Directions — Show only lines that include "this".

Input rows —
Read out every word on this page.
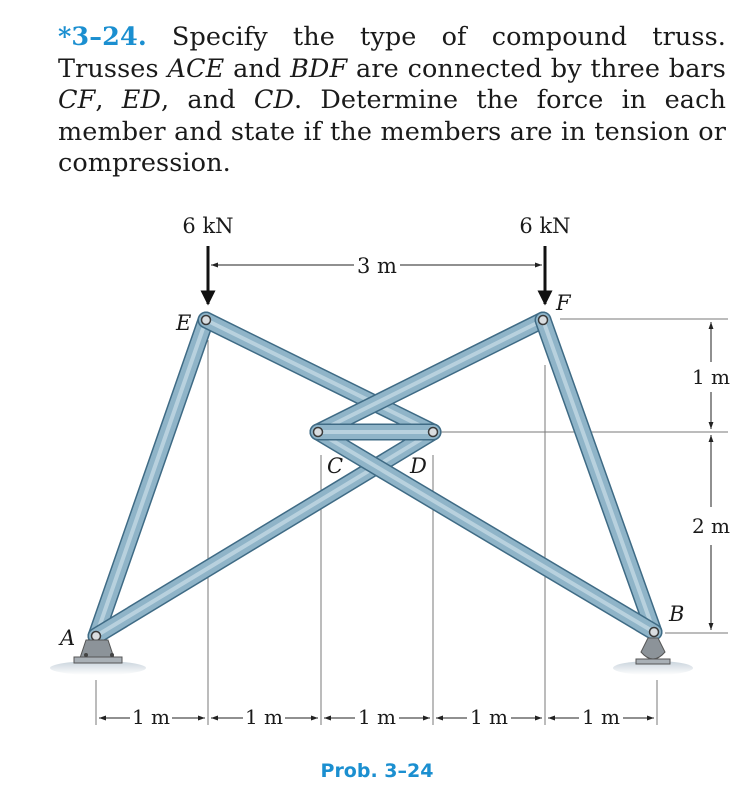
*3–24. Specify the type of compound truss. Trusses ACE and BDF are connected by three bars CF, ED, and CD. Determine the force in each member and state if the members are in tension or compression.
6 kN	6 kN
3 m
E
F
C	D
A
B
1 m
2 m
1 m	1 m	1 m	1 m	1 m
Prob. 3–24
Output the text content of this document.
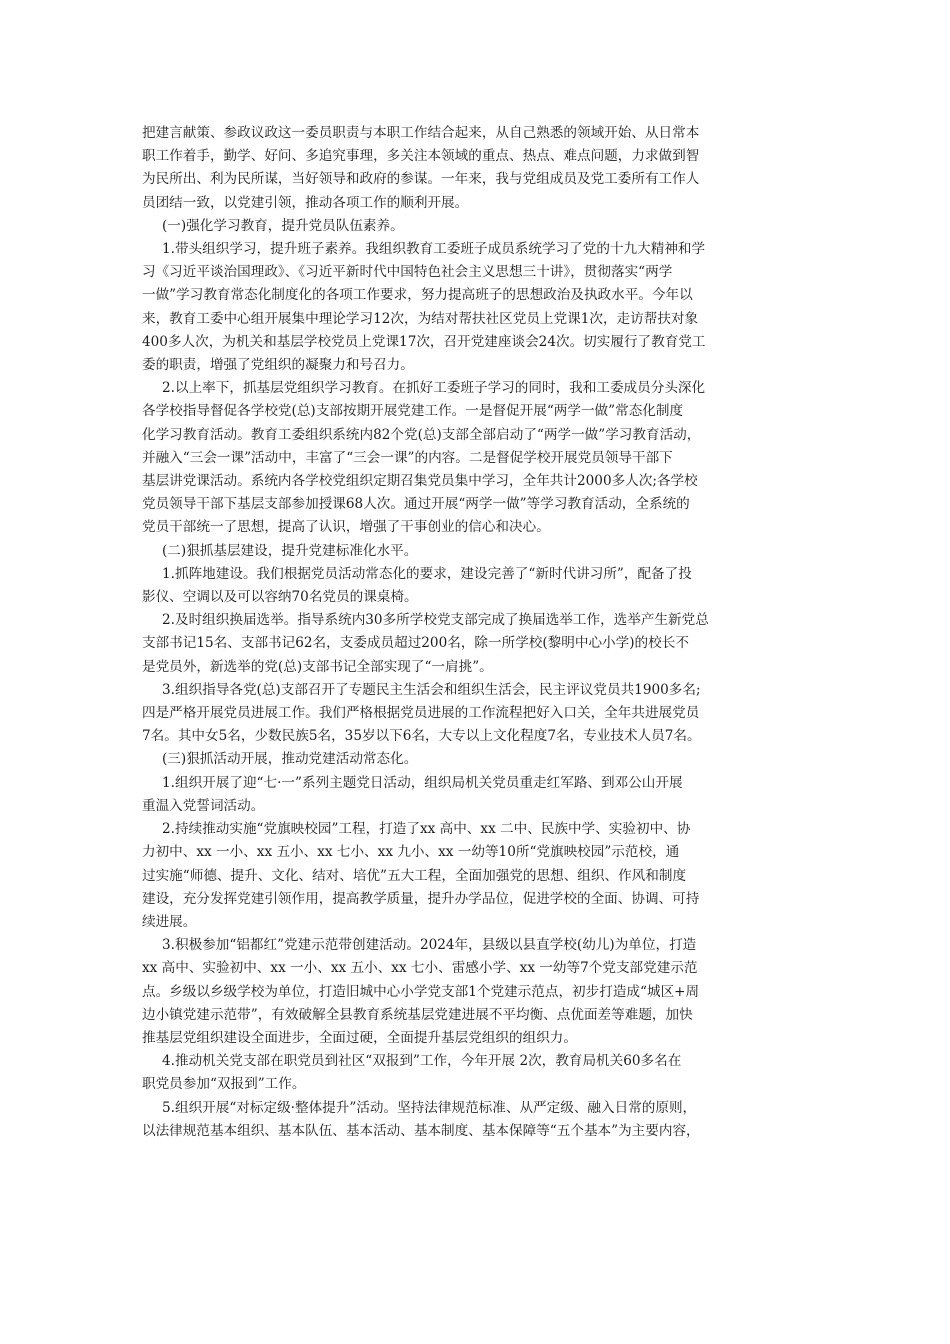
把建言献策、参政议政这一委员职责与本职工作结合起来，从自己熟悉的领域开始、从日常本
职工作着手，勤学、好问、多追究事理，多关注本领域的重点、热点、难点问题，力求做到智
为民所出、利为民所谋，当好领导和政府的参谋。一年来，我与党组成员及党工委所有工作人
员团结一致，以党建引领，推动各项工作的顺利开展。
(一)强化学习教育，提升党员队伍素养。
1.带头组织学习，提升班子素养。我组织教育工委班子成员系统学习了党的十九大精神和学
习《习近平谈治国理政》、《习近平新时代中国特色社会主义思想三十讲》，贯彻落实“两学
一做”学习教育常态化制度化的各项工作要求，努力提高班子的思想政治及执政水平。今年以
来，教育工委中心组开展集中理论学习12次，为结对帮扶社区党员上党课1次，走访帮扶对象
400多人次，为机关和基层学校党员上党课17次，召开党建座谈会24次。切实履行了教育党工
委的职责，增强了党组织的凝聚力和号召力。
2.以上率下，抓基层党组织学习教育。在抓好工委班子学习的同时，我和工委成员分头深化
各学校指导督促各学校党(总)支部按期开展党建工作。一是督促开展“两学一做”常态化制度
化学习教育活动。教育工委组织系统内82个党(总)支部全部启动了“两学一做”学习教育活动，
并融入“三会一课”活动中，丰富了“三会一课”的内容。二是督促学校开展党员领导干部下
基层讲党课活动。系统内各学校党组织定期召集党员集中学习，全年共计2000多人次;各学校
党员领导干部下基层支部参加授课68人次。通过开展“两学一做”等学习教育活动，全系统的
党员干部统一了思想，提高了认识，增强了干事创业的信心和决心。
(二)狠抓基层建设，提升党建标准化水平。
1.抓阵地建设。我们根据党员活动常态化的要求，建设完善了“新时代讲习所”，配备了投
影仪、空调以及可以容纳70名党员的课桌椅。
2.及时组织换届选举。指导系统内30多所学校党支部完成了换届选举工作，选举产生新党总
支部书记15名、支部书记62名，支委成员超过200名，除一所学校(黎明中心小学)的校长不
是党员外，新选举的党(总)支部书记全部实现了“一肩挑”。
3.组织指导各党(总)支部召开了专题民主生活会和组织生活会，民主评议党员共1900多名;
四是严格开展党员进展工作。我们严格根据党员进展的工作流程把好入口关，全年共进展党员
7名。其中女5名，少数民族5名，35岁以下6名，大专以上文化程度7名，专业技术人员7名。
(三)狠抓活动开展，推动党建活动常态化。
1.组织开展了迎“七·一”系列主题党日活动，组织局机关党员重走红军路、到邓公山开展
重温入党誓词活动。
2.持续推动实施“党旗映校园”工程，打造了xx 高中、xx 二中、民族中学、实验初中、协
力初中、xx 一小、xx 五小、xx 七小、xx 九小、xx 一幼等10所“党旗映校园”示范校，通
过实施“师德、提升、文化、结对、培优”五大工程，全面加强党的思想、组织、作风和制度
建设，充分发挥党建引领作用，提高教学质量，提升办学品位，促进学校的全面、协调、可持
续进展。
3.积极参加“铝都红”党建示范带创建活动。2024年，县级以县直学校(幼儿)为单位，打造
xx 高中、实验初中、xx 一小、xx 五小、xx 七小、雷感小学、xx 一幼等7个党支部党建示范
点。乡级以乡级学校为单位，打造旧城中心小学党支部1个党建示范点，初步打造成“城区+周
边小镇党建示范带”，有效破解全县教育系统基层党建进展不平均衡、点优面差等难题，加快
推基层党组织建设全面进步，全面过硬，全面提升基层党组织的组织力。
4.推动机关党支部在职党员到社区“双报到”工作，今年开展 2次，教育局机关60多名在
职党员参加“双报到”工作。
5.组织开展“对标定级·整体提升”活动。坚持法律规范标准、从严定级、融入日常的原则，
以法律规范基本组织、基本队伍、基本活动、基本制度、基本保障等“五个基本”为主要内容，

Solution —
Read out every word on this page.
Output the text content of this document.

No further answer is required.